What you are asked to do: Lines containing the word "your" need to be counted. Please reply with how many there are, and nothing else.

Data records:
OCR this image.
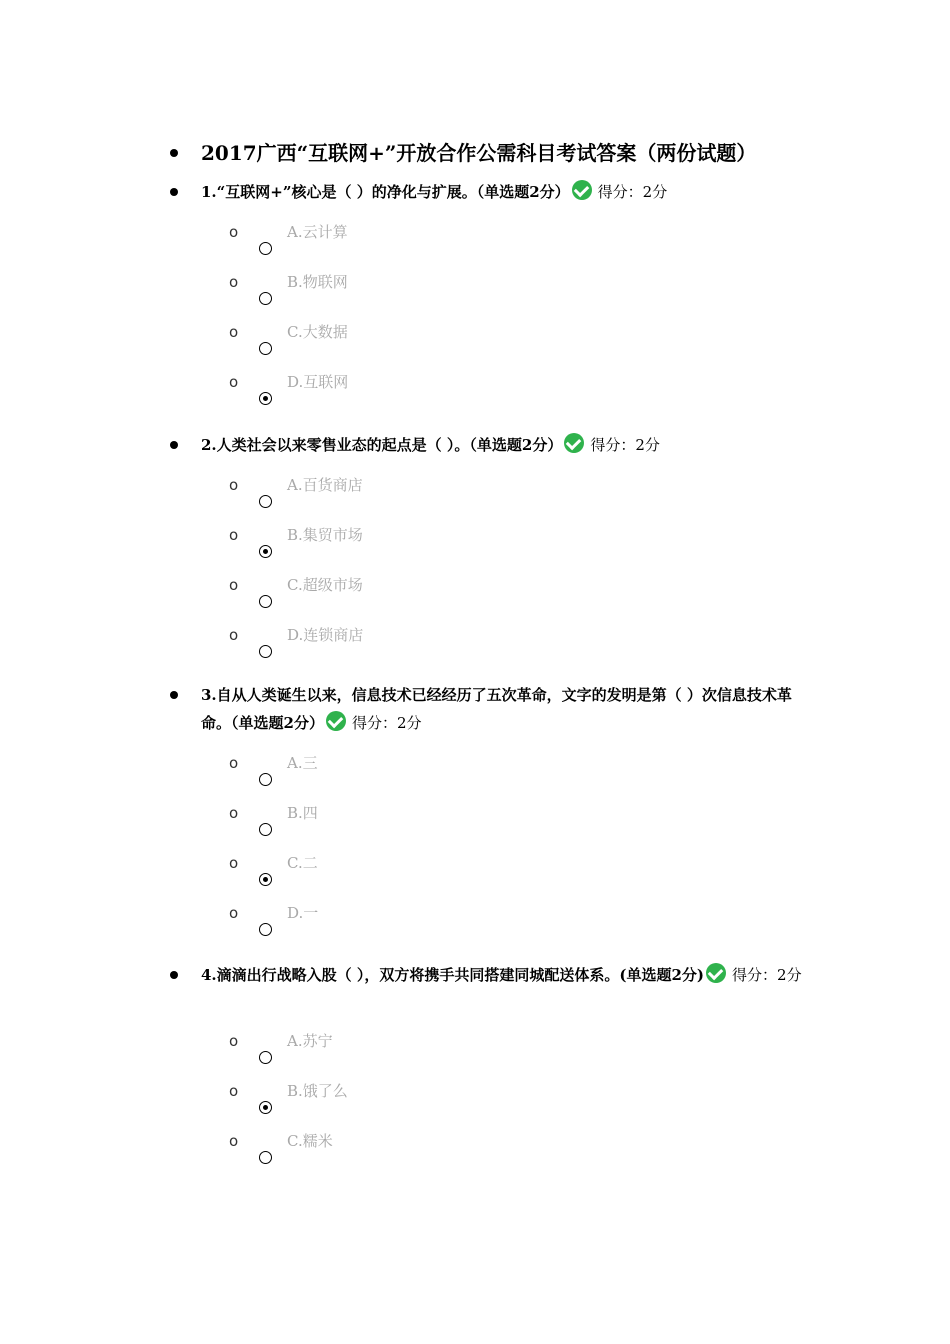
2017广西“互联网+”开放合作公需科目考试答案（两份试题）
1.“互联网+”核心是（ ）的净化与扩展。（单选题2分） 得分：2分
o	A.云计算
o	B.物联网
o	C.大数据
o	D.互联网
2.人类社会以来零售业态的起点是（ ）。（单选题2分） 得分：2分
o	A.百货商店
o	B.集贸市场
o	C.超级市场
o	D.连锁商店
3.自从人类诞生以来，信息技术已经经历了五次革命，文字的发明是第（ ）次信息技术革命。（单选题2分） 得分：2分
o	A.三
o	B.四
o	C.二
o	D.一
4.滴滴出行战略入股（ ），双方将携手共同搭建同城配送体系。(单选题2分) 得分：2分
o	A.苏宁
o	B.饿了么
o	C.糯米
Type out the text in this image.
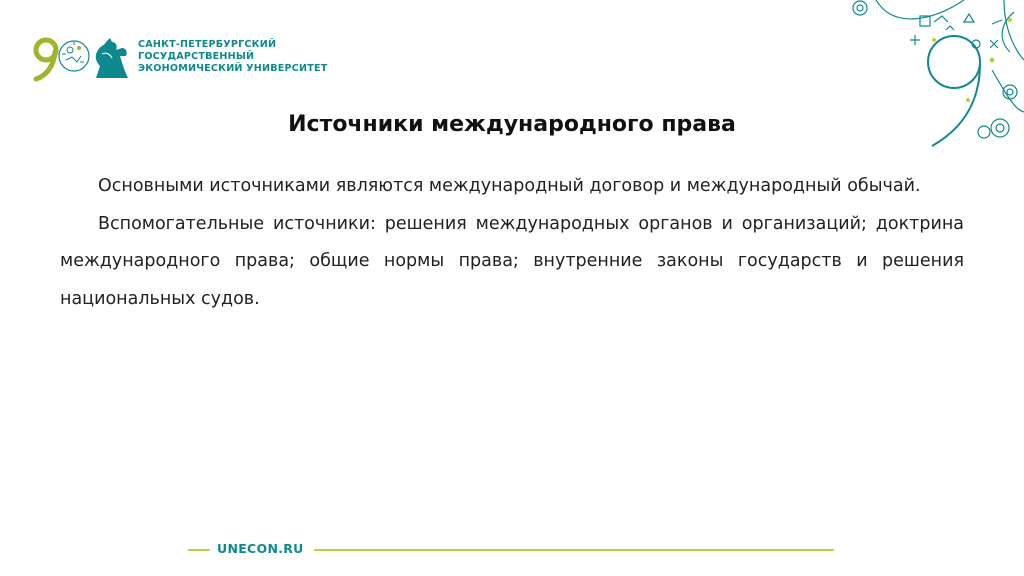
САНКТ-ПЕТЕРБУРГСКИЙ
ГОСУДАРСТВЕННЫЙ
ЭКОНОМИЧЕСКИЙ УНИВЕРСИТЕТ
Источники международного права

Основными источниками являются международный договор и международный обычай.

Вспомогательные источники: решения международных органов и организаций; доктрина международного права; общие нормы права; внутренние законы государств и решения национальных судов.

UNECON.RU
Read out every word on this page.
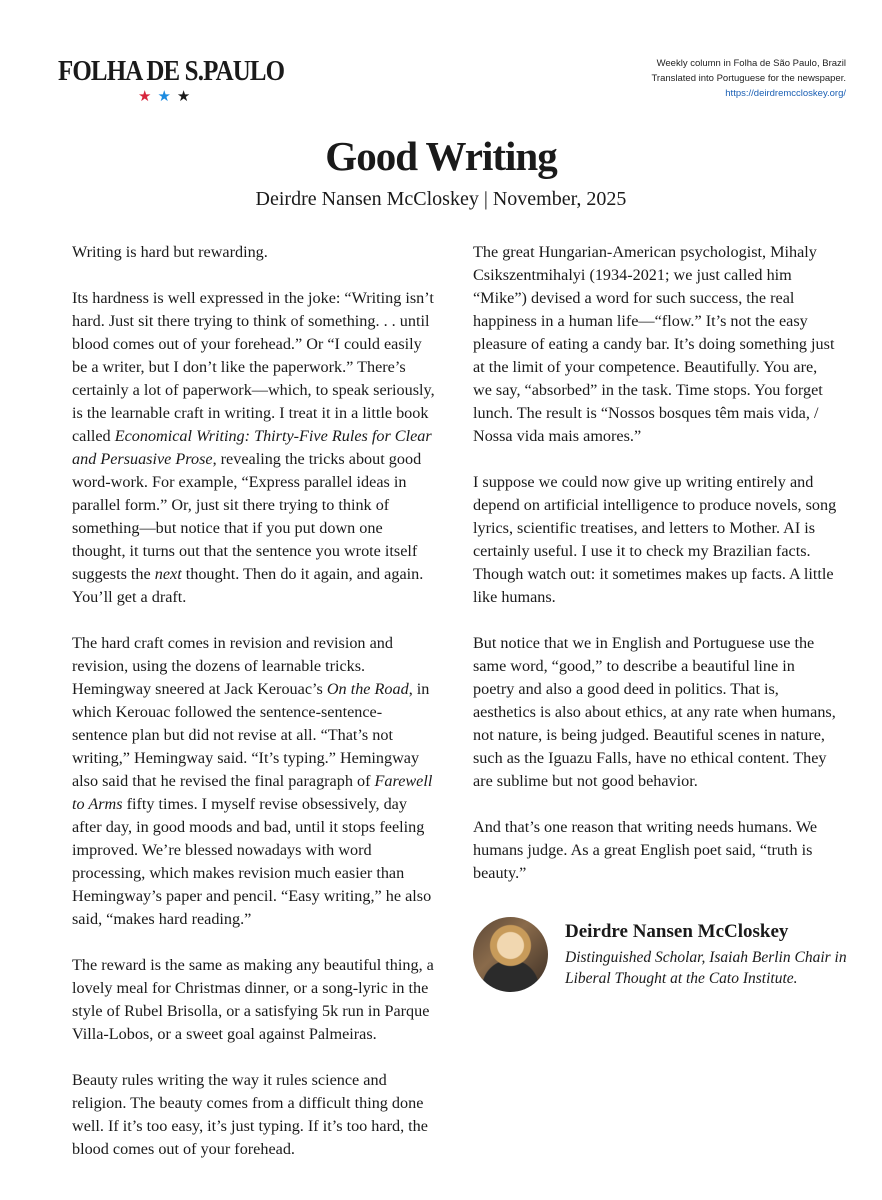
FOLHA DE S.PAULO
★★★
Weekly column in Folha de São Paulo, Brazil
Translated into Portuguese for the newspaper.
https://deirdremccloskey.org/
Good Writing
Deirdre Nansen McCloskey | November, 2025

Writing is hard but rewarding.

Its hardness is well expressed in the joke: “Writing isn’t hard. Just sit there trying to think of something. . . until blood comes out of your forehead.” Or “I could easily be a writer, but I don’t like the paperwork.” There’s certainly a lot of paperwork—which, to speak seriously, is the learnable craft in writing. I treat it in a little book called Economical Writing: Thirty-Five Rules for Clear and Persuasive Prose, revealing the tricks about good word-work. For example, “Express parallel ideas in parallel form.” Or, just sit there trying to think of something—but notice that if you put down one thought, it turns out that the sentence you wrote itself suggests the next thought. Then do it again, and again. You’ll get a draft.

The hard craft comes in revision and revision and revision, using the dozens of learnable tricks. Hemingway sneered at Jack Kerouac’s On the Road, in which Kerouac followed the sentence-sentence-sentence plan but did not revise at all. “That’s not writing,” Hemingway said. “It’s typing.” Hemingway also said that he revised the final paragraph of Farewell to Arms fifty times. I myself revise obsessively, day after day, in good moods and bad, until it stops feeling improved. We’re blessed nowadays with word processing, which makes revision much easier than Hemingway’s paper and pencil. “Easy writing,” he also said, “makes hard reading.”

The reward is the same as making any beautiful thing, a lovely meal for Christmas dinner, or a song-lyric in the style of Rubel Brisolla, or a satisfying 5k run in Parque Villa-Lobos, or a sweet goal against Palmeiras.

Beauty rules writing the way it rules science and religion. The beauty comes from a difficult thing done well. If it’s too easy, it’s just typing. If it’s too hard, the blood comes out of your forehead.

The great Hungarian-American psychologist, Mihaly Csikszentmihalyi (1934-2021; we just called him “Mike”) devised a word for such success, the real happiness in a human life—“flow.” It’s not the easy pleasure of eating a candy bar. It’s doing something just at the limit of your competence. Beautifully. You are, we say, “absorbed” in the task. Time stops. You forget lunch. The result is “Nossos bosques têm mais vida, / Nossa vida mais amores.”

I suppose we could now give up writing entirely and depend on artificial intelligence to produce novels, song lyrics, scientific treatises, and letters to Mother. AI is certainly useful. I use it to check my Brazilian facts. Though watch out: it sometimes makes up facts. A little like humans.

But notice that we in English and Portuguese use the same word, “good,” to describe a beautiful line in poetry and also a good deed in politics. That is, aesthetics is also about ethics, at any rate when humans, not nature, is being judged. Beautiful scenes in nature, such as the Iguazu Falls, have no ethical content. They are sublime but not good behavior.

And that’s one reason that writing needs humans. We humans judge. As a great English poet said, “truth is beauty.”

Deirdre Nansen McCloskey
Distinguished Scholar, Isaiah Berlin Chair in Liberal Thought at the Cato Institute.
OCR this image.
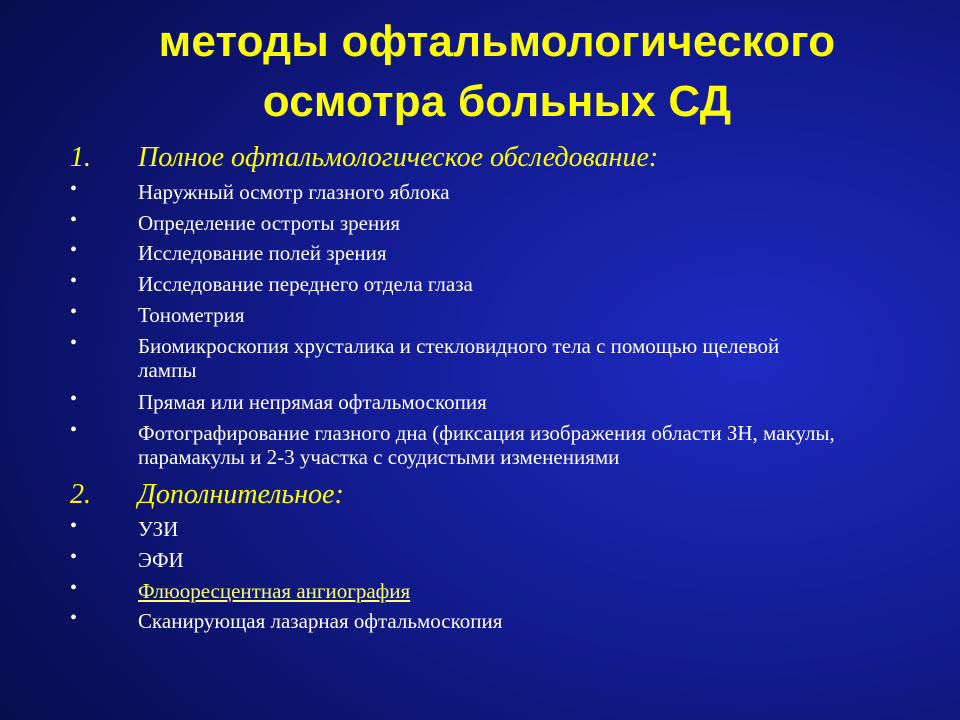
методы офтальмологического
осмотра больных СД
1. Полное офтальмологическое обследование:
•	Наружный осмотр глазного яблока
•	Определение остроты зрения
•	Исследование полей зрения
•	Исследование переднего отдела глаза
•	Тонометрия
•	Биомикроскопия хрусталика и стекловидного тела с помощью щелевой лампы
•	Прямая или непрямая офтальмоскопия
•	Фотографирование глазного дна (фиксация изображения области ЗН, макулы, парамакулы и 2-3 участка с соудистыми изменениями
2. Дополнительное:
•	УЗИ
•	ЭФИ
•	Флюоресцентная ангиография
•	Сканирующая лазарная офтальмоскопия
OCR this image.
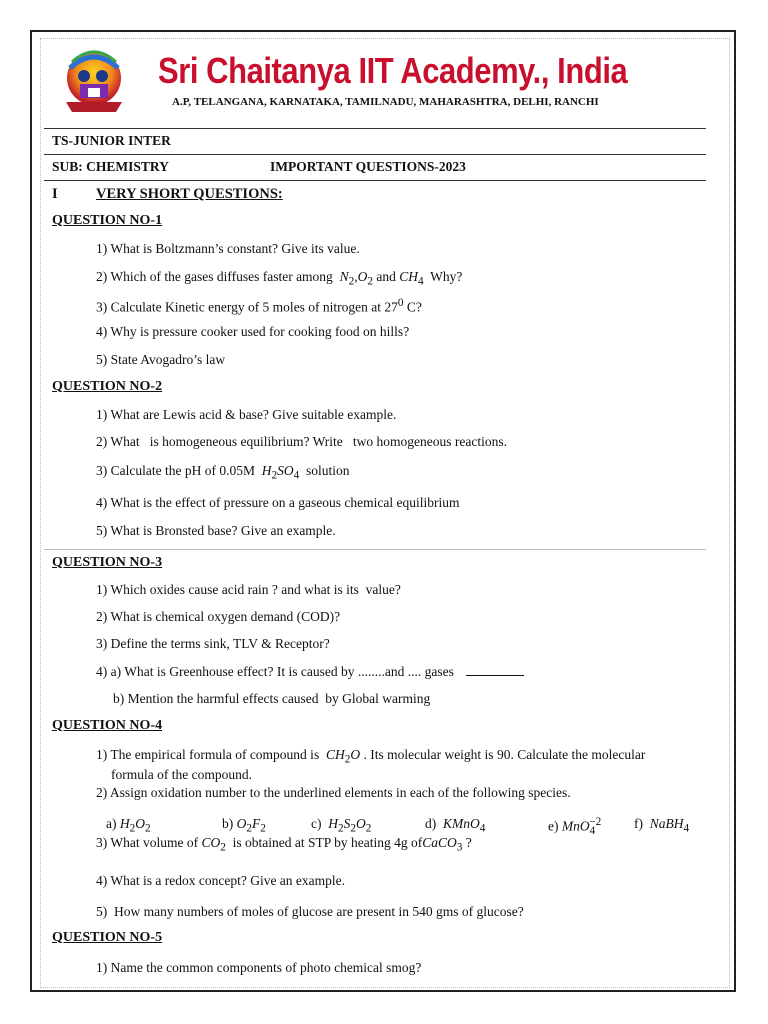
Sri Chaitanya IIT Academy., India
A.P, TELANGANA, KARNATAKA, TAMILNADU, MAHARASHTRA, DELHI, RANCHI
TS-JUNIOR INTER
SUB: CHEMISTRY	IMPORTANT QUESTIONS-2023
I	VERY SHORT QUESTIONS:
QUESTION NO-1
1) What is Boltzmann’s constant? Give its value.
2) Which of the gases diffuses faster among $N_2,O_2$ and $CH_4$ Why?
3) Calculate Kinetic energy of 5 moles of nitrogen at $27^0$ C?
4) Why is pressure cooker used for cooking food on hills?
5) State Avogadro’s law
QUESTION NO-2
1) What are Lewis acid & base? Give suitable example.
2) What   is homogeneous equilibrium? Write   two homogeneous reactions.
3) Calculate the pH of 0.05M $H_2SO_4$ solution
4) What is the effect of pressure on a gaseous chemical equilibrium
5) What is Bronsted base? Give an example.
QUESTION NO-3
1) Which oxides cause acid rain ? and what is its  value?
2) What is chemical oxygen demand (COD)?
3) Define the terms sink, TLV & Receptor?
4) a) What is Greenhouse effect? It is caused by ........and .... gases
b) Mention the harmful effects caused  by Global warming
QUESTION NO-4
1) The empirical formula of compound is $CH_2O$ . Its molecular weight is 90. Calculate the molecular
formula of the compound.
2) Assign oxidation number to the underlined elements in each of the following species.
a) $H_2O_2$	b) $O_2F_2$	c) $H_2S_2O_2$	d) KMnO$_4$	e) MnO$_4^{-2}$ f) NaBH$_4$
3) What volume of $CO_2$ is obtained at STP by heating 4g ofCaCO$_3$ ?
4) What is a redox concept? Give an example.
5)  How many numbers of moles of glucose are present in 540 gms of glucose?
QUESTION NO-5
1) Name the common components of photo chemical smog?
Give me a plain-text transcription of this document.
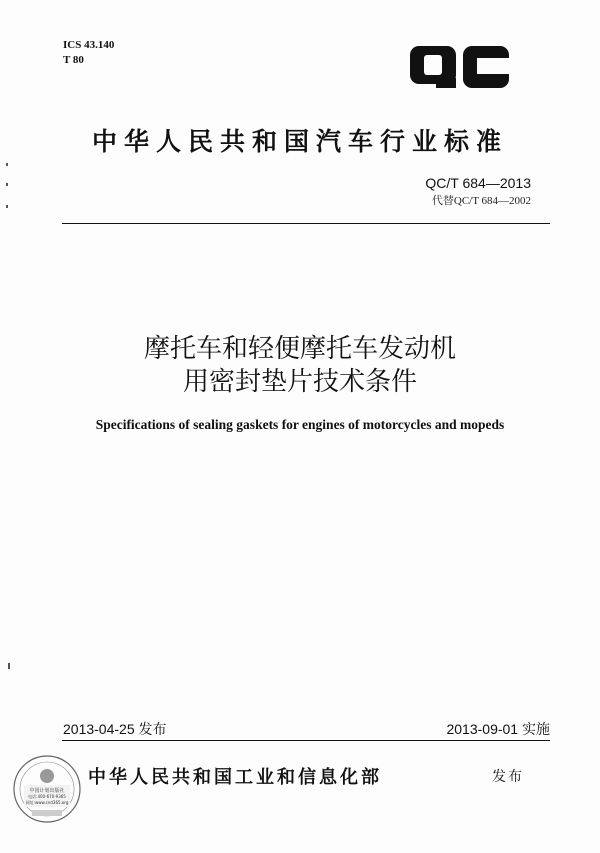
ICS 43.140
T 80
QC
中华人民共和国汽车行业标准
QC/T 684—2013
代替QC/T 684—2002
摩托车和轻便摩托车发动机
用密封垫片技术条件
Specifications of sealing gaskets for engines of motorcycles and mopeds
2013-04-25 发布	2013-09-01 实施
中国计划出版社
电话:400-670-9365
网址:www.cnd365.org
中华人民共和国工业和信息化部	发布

Exercise response: 3